GIVEN PASSAGE:
----
C!!!! You gotta love it, lol!


>
> If it's in C? Yeah, they all look like that.
>
>
> T

Don't be so sure about that! Everything "GNU" seems to be bloated but try to read some *BSD libc source code. It's both a little bit more readable and more organized, minimal and simple to understand.
February 12, 2022

On Tuesday, 8 February 2022 at 03:33:11 UTC, Steven Schveighoffer wrote:

>

Will mmap be faster than fgetc? Almost certainly.

Will it be faster than other i/o systems? Possibly not.

for my i/o system iopipe, every array is also an iopipe, so switching between mmap and file i/o is trivial. See my talk in 2017 where I switched to mmap while on stage to show the difference.

IMO, the best way to determine which is better is to try it and measure. Having an i/o system that allows easy switching is helpful.

For sure, depending on your other tasks in your program, improving the file i/o might be insignificant.

-Steve

Thanks for your time Steve! I will do proper testing like you suggested and see! It will take some time but I think it's worth it rather than randomly choose between one of them :)

February 12, 2022

On Tuesday, 8 February 2022 at 21:37:29 UTC, sarn wrote:

>

One reason to use read/write based I/O by default is that it's more versatile. It's kind of like an input range versus a random access in Phobos.

// Could not map file /dev/stdin (Invalid argument)
auto f = new MmFile("/dev/stdin");

Yeah, thank you! I will open and read the whole file anyways so it seems that it makes sense to try with this method and then measurement my program in the future to see! Have a nice day!

February 12, 2022

On Wednesday, 9 February 2022 at 02:07:05 UTC, user1234 wrote:

>

std.file.readText() is just fine... your really want to do an os with call fgetc for every single byte that has to be read ?
----
MATERIAL FOR THE TASK:
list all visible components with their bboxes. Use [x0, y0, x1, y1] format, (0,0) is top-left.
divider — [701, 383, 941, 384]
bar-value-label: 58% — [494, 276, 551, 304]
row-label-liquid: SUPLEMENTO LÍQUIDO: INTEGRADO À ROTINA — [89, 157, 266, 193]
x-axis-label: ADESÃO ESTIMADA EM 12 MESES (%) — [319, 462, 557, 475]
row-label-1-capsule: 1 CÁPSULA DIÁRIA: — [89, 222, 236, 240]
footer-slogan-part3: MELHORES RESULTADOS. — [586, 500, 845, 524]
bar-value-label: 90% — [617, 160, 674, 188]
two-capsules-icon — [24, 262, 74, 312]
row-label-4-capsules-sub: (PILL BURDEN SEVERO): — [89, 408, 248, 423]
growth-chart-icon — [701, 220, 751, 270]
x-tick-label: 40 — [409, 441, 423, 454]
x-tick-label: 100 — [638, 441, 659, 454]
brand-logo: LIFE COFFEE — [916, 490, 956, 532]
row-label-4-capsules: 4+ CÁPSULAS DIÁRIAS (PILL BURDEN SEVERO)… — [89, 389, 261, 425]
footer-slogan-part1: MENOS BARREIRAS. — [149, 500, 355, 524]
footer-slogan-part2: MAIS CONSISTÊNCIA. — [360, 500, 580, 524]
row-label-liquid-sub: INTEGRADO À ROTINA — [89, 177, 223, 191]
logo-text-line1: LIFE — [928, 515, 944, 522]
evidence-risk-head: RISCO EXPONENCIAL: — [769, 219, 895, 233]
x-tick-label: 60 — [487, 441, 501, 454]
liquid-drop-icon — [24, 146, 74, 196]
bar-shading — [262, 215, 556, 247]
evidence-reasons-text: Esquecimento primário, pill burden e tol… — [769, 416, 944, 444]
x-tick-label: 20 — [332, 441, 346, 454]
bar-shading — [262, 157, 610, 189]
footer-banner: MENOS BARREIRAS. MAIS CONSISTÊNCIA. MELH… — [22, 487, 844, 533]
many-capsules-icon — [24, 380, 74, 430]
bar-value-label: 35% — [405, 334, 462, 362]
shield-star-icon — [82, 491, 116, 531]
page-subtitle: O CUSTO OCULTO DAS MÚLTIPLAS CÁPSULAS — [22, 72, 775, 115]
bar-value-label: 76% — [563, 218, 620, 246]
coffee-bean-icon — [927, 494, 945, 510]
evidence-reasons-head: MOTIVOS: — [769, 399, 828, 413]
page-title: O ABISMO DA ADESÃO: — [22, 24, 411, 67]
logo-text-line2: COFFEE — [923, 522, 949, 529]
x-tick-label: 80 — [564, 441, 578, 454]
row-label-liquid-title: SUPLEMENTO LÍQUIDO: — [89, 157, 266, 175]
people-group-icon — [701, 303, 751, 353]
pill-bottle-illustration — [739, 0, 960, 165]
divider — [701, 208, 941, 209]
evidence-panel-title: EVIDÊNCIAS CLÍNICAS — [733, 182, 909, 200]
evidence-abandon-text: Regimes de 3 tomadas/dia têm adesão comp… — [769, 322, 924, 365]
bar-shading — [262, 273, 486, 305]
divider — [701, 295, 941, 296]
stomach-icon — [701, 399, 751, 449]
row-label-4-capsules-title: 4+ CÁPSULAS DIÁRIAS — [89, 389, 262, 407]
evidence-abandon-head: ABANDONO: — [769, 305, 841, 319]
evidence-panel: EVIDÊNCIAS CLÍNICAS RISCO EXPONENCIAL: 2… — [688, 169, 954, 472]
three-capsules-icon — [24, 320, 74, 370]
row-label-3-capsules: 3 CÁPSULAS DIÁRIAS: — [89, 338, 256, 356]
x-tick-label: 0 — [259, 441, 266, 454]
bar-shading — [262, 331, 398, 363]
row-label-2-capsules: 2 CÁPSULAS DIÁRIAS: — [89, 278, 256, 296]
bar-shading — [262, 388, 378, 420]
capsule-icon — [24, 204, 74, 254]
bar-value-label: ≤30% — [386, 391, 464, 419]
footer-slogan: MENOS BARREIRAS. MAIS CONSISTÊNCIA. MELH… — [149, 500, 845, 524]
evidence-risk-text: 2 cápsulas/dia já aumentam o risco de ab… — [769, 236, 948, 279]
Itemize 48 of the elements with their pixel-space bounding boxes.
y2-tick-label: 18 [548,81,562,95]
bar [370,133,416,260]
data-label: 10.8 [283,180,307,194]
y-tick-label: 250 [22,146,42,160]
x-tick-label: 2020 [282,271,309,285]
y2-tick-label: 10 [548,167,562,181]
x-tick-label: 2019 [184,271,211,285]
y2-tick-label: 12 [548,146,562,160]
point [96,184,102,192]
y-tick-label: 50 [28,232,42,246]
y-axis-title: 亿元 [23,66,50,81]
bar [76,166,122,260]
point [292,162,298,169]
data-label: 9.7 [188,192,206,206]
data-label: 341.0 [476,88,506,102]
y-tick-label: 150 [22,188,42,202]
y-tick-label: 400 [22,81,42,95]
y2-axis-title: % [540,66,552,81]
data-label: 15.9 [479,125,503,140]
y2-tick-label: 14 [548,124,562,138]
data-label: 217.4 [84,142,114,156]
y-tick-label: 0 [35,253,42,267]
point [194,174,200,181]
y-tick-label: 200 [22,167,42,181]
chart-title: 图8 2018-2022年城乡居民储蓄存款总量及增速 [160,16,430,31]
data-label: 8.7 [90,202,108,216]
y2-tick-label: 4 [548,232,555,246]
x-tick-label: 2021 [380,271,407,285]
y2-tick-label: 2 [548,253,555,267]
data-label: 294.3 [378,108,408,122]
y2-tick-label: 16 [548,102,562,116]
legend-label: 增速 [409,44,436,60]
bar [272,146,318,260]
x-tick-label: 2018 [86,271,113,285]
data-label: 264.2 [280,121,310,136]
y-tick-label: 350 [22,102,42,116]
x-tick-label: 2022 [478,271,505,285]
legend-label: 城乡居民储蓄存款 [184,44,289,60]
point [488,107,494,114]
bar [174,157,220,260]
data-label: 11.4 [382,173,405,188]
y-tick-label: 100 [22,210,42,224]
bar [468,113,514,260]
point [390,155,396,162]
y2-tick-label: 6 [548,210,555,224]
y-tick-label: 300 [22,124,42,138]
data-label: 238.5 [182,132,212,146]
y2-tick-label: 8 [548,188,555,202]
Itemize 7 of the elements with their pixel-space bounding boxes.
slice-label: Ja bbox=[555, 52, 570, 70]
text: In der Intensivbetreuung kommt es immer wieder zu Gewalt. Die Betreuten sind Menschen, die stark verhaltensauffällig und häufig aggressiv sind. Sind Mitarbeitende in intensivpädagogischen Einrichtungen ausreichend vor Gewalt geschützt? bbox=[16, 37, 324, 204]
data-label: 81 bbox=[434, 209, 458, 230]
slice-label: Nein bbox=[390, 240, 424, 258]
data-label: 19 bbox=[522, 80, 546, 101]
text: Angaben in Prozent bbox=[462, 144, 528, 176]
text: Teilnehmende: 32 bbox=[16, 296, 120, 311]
----
STATED PROBLEM 1:
Repeat the forum thread about mmap and fgetc in full, word for word.
STATED PROBLEM 2:
Rename "bar-value-label" to "bar-value-text" in everything from the start of the records down to the line containing "page-title: O ABISMO", inclusive. Output only those lines, with nothing else changed.

EXERCISE RESPONSE 1:
C!!!! You gotta love it, lol!


>
> If it's in C? Yeah, they all look like that.
>
>
> T

Don't be so sure about that! Everything "GNU" seems to be bloated but try to read some *BSD libc source code. It's both a little bit more readable and more organized, minimal and simple to understand.
February 12, 2022

On Tuesday, 8 February 2022 at 03:33:11 UTC, Steven Schveighoffer wrote:

>

Will mmap be faster than fgetc? Almost certainly.

Will it be faster than other i/o systems? Possibly not.

for my i/o system iopipe, every array is also an iopipe, so switching between mmap and file i/o is trivial. See my talk in 2017 where I switched to mmap while on stage to show the difference.

IMO, the best way to determine which is better is to try it and measure. Having an i/o system that allows easy switching is helpful.

For sure, depending on your other tasks in your program, improving the file i/o might be insignificant.

-Steve

Thanks for your time Steve! I will do proper testing like you suggested and see! It will take some time but I think it's worth it rather than randomly choose between one of them :)

February 12, 2022

On Tuesday, 8 February 2022 at 21:37:29 UTC, sarn wrote:

>

One reason to use read/write based I/O by default is that it's more versatile. It's kind of like an input range versus a random access in Phobos.

// Could not map file /dev/stdin (Invalid argument)
auto f = new MmFile("/dev/stdin");

Yeah, thank you! I will open and read the whole file anyways so it seems that it makes sense to try with this method and then measurement my program in the future to see! Have a nice day!

February 12, 2022

On Wednesday, 9 February 2022 at 02:07:05 UTC, user1234 wrote:

>

std.file.readText() is just fine... your really want to do an os with call fgetc for every single byte that has to be read ?

EXERCISE RESPONSE 2:
list all visible components with their bboxes. Use [x0, y0, x1, y1] format, (0,0) is top-left.
divider — [701, 383, 941, 384]
bar-value-text: 58% — [494, 276, 551, 304]
row-label-liquid: SUPLEMENTO LÍQUIDO: INTEGRADO À ROTINA — [89, 157, 266, 193]
x-axis-label: ADESÃO ESTIMADA EM 12 MESES (%) — [319, 462, 557, 475]
row-label-1-capsule: 1 CÁPSULA DIÁRIA: — [89, 222, 236, 240]
footer-slogan-part3: MELHORES RESULTADOS. — [586, 500, 845, 524]
bar-value-text: 90% — [617, 160, 674, 188]
two-capsules-icon — [24, 262, 74, 312]
row-label-4-capsules-sub: (PILL BURDEN SEVERO): — [89, 408, 248, 423]
growth-chart-icon — [701, 220, 751, 270]
x-tick-label: 40 — [409, 441, 423, 454]
x-tick-label: 100 — [638, 441, 659, 454]
brand-logo: LIFE COFFEE — [916, 490, 956, 532]
row-label-4-capsules: 4+ CÁPSULAS DIÁRIAS (PILL BURDEN SEVERO)… — [89, 389, 261, 425]
footer-slogan-part1: MENOS BARREIRAS. — [149, 500, 355, 524]
footer-slogan-part2: MAIS CONSISTÊNCIA. — [360, 500, 580, 524]
row-label-liquid-sub: INTEGRADO À ROTINA — [89, 177, 223, 191]
logo-text-line1: LIFE — [928, 515, 944, 522]
evidence-risk-head: RISCO EXPONENCIAL: — [769, 219, 895, 233]
x-tick-label: 60 — [487, 441, 501, 454]
liquid-drop-icon — [24, 146, 74, 196]
bar-shading — [262, 215, 556, 247]
evidence-reasons-text: Esquecimento primário, pill burden e tol… — [769, 416, 944, 444]
x-tick-label: 20 — [332, 441, 346, 454]
bar-shading — [262, 157, 610, 189]
footer-banner: MENOS BARREIRAS. MAIS CONSISTÊNCIA. MELH… — [22, 487, 844, 533]
many-capsules-icon — [24, 380, 74, 430]
bar-value-text: 35% — [405, 334, 462, 362]
shield-star-icon — [82, 491, 116, 531]
page-subtitle: O CUSTO OCULTO DAS MÚLTIPLAS CÁPSULAS — [22, 72, 775, 115]
bar-value-text: 76% — [563, 218, 620, 246]
coffee-bean-icon — [927, 494, 945, 510]
evidence-reasons-head: MOTIVOS: — [769, 399, 828, 413]
page-title: O ABISMO DA ADESÃO: — [22, 24, 411, 67]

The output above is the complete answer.